(Items listed in a dataset)
+ + + + + + +

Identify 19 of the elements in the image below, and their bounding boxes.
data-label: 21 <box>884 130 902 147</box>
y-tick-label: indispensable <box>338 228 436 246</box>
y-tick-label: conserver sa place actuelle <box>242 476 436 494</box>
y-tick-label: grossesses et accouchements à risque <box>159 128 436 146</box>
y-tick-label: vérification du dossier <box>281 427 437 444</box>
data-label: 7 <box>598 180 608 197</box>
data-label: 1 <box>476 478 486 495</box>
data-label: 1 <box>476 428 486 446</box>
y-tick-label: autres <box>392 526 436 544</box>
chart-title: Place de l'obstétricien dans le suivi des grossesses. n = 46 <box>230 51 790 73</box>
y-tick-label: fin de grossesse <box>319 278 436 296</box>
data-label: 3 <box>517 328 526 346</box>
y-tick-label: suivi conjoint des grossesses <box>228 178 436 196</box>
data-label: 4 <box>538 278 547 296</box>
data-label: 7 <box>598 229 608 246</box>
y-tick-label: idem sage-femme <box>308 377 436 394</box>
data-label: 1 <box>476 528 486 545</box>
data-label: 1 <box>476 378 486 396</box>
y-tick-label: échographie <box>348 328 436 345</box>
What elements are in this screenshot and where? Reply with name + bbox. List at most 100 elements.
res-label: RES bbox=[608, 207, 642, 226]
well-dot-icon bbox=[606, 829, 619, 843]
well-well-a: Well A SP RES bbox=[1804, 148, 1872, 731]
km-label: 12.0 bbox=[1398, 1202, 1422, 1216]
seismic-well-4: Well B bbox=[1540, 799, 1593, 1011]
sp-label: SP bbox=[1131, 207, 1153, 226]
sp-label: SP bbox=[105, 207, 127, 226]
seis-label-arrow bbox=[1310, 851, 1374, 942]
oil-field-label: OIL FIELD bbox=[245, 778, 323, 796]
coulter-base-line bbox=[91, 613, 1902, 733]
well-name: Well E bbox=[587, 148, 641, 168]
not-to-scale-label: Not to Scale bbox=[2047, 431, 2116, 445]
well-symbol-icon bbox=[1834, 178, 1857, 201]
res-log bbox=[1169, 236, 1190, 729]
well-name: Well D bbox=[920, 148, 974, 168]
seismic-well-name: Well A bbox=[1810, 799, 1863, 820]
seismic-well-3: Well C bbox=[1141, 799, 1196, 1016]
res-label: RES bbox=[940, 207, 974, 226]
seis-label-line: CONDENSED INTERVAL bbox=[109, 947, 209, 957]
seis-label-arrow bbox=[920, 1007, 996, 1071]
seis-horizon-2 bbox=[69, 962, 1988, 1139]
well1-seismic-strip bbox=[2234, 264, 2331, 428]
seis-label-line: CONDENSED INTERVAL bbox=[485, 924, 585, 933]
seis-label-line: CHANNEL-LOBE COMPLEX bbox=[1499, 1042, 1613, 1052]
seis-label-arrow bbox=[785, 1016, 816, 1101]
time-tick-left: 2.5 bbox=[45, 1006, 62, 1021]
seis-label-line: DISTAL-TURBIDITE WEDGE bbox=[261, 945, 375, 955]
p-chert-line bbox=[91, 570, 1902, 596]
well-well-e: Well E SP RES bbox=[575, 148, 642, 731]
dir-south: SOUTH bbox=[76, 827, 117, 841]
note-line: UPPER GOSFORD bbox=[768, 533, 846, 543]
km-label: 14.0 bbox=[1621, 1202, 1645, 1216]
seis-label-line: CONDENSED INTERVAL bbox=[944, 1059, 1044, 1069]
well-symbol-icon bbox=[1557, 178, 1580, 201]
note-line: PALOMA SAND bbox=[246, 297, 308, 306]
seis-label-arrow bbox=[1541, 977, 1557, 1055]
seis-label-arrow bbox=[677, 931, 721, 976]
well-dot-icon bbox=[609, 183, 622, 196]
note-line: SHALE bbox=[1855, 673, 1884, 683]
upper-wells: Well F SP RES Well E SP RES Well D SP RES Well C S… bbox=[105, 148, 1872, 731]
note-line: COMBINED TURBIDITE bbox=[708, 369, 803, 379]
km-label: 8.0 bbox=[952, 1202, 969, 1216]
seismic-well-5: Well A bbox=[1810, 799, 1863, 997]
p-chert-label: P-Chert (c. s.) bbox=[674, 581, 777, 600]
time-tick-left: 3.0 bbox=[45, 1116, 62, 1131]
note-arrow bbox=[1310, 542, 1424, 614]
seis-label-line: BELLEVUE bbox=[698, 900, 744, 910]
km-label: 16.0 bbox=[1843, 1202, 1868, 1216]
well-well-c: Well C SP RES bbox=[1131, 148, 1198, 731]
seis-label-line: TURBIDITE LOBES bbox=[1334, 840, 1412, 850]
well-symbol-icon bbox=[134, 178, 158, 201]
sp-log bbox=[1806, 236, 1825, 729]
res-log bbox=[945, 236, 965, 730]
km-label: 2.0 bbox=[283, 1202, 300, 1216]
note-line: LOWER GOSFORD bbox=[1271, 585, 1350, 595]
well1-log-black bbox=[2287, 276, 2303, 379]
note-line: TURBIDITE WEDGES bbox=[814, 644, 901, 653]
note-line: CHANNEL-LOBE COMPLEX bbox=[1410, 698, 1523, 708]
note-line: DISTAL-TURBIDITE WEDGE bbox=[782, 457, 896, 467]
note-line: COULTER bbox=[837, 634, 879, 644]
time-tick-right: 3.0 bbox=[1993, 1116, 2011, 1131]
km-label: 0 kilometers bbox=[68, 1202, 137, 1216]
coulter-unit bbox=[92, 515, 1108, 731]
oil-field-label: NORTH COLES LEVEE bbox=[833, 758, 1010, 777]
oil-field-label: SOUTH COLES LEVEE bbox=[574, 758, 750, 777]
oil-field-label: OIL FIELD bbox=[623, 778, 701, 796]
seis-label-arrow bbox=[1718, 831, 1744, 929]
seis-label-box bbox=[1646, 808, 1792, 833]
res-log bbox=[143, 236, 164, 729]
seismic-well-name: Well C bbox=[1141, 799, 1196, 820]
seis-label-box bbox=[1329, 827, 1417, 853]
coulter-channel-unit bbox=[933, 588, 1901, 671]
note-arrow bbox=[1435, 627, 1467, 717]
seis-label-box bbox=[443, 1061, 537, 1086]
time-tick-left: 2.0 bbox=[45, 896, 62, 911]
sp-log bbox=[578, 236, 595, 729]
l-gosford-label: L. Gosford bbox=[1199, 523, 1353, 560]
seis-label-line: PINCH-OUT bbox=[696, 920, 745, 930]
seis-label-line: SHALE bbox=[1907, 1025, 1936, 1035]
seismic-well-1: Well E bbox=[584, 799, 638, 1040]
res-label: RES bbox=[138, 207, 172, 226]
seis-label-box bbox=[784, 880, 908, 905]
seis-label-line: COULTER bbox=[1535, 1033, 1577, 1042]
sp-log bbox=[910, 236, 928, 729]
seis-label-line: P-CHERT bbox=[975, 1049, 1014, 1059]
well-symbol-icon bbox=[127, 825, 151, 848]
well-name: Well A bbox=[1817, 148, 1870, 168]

+ + + + + + +

DIRECTIVE >> Render the items above, from their start through the line containing "y-tick-label: conserver sa", as a JSON list of strings with one string per line and blank lines omitted.

ANSWER FOR THE TASK >>
[
  "Identify 19 of the elements in the image below, and their bounding boxes.",
  "data-label: 21 <box>884 130 902 147</box>",
  "y-tick-label: indispensable <box>338 228 436 246</box>",
  "y-tick-label: conserver sa place actuelle <box>242 476 436 494</box>"
]